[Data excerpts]
══════════

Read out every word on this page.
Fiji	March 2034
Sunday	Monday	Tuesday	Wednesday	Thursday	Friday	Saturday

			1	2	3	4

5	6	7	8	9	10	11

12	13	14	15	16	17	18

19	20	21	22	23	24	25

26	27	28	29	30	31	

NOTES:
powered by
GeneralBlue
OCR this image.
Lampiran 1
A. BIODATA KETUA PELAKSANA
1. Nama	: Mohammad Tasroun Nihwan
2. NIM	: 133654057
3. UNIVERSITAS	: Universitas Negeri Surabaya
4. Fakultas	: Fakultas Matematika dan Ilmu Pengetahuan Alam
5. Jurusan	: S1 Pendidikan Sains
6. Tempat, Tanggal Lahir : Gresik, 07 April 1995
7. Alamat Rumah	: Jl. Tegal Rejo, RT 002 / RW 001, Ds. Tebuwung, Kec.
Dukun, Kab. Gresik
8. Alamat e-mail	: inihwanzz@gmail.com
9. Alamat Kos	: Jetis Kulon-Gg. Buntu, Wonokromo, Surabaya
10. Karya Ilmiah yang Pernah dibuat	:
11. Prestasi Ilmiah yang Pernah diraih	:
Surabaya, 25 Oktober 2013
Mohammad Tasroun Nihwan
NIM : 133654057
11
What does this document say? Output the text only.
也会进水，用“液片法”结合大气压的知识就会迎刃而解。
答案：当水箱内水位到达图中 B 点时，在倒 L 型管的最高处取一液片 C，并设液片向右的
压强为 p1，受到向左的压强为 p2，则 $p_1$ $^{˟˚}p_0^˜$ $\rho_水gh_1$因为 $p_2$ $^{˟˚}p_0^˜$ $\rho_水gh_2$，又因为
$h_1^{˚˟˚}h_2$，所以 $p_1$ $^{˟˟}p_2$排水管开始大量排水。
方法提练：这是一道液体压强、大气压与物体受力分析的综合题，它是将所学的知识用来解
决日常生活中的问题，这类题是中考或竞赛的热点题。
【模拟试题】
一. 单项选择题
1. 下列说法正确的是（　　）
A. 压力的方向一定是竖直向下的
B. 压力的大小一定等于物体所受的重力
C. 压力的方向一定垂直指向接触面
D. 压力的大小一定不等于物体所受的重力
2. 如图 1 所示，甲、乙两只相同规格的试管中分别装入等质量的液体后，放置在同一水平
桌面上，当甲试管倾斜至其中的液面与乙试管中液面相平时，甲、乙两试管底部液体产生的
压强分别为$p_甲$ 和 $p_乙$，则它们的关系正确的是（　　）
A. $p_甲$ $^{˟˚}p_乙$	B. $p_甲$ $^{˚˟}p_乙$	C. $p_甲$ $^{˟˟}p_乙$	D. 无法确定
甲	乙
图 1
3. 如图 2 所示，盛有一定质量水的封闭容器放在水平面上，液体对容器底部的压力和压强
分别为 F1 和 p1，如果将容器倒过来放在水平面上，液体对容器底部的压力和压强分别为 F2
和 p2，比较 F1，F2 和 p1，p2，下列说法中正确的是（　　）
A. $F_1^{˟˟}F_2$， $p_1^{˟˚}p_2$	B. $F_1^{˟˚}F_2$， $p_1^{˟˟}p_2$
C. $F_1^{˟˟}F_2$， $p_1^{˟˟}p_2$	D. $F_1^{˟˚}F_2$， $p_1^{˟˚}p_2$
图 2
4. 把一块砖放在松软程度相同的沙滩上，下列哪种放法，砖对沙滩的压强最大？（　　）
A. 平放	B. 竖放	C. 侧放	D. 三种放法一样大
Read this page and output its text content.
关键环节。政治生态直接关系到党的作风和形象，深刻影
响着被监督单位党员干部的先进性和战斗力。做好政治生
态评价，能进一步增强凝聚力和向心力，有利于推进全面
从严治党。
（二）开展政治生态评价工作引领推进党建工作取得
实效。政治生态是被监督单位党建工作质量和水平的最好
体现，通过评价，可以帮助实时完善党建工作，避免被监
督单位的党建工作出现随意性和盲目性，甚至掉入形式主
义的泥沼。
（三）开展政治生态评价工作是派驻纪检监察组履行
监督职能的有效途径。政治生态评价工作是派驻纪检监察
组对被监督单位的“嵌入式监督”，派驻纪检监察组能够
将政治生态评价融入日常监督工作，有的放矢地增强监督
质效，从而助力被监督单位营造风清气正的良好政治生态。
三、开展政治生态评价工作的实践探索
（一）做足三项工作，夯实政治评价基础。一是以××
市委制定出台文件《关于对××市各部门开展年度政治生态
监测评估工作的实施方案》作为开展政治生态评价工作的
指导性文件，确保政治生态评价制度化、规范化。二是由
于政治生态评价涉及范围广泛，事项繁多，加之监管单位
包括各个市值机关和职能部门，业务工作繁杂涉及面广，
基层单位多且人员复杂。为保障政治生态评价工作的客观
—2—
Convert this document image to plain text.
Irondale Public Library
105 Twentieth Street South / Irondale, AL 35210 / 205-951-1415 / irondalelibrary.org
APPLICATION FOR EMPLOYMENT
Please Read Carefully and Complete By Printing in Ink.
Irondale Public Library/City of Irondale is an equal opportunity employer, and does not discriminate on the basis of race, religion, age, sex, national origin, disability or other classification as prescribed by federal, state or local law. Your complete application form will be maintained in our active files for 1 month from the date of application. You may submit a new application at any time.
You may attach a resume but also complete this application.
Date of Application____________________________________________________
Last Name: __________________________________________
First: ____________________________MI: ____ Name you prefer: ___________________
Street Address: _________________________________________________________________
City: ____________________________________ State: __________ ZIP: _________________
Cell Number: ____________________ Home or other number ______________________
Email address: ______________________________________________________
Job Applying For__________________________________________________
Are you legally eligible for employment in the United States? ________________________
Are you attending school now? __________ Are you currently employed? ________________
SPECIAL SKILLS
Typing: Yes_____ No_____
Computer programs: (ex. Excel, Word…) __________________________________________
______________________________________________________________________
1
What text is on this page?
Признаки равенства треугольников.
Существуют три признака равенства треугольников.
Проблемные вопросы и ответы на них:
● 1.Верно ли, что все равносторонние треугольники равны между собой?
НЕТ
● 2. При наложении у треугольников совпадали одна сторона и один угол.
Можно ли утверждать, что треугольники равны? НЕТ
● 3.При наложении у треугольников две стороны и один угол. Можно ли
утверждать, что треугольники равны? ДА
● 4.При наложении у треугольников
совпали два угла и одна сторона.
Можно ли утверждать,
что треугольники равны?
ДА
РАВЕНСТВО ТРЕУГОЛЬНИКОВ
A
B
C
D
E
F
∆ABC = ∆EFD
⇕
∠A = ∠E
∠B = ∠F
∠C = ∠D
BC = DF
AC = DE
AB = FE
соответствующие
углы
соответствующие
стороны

══════════

THE REQUEST :: Within the data above, pick out all lines holding the word "треугольники".

THE RESPONSE ::
● 1.Верно ли, что все равносторонние треугольники равны между собой?
Можно ли утверждать, что треугольники равны? НЕТ
утверждать, что треугольники равны? ДА
что треугольники равны?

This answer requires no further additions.